> [Page extract]:
X
    Categories: News

Just How Many People Need to be Involved in Your Decision to Have an Abortion?

By Maya Palit

Photo Credit: Save the Children via Flickr. CC by 2.0

The case of a 35-year-old woman has triggered a debate because of her request to terminate a pregnancy resulting from rape. The Supreme Court plans to deliberate whether a rape victim’s consent is enough for a pregnancy to be aborted.

The victim is an HIV positive woman who was abandoned by her husband and family, made homeless and subsequently raped on the streets in Patna. She is now 26 weeks pregnant. Apparently a medical institution in Patna (Parna Medical College and Hospital) and the Patna High Court asked her to provide proof of her father and husband’s consent despite the fact that the woman was insistent about wanting the abortion.

The subject cropped up after advocate Vrinda Grover suggested that the woman be given compensation by the Bihar government because she had gone to the hospital looking for an abortion in her 17th week (three weeks below the stipulated time period for a legal abortion). According to the woman’s plea, she only realised she was pregnant in the 13th week after being rescued by Shanti Kutir, a woman’s shelter. Apparently the hospital had denied the abortion because the woman didn’t have any identity proof, but it also wanted the father’s consent (which he provided, although it isn’t required by law).

> [Given records]:
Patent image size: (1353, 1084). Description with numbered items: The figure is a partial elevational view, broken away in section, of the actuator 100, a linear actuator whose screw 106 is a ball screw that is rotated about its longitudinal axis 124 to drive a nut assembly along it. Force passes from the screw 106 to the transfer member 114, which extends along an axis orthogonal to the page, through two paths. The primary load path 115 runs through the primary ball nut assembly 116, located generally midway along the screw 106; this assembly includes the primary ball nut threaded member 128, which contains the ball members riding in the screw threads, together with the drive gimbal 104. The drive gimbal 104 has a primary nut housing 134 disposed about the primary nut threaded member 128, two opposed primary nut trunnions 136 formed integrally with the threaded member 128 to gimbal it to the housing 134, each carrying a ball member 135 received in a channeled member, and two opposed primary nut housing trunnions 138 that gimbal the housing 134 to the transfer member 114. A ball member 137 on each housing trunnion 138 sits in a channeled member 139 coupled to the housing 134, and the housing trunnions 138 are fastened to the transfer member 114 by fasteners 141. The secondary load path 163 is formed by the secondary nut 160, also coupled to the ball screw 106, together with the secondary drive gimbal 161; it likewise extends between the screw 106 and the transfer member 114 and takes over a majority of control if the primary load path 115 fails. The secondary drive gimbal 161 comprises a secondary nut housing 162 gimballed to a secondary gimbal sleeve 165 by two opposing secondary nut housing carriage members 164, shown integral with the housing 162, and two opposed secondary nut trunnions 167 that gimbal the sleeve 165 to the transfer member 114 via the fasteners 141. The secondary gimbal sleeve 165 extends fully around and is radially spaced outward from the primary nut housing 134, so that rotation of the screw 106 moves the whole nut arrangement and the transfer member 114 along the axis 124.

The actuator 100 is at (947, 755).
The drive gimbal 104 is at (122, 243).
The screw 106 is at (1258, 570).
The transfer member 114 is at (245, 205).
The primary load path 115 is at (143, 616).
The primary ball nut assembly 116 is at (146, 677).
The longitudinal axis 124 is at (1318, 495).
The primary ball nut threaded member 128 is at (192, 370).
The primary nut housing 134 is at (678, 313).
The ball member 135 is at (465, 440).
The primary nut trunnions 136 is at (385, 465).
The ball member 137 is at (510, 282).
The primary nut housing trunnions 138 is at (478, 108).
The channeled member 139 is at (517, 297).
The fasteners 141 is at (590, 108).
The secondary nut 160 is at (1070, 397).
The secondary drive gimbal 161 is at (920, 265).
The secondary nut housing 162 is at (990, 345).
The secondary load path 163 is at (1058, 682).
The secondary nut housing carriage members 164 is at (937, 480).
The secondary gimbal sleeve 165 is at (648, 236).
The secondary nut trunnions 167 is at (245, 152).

> [Activity A]:
In the article on the abortion case, how many weeks pregnant is the woman now?
> [Activity B]:
Name every court and government body that the article on the abortion case mentions.
> [Activity C]:
Carry the article on the abortion case forward from its final sentence.
The records are separate material and unrelated to the article on the abortion case.

> [Answer box A]:
She is 26 weeks pregnant.

> [Answer box B]:
The Supreme Court, the Patna High Court and the Bihar government.

> [Answer box C]:
“How can her brother, father or husband be asked to give a consent? It is she who will mother the child,” the bench wondered yesterday, and the issue is going to be discussed further today. In previous cases, where a woman has been declared mentally unstable, or where a writ petition hasn’t matched the woman’s take on aborting a pregnancy resulting from rape, High Courts have been known to summon the rape-accused and family members for their versions. But asking family members for consent is ridiculous, and let’s hope the Supreme Court bench acknowledges that today.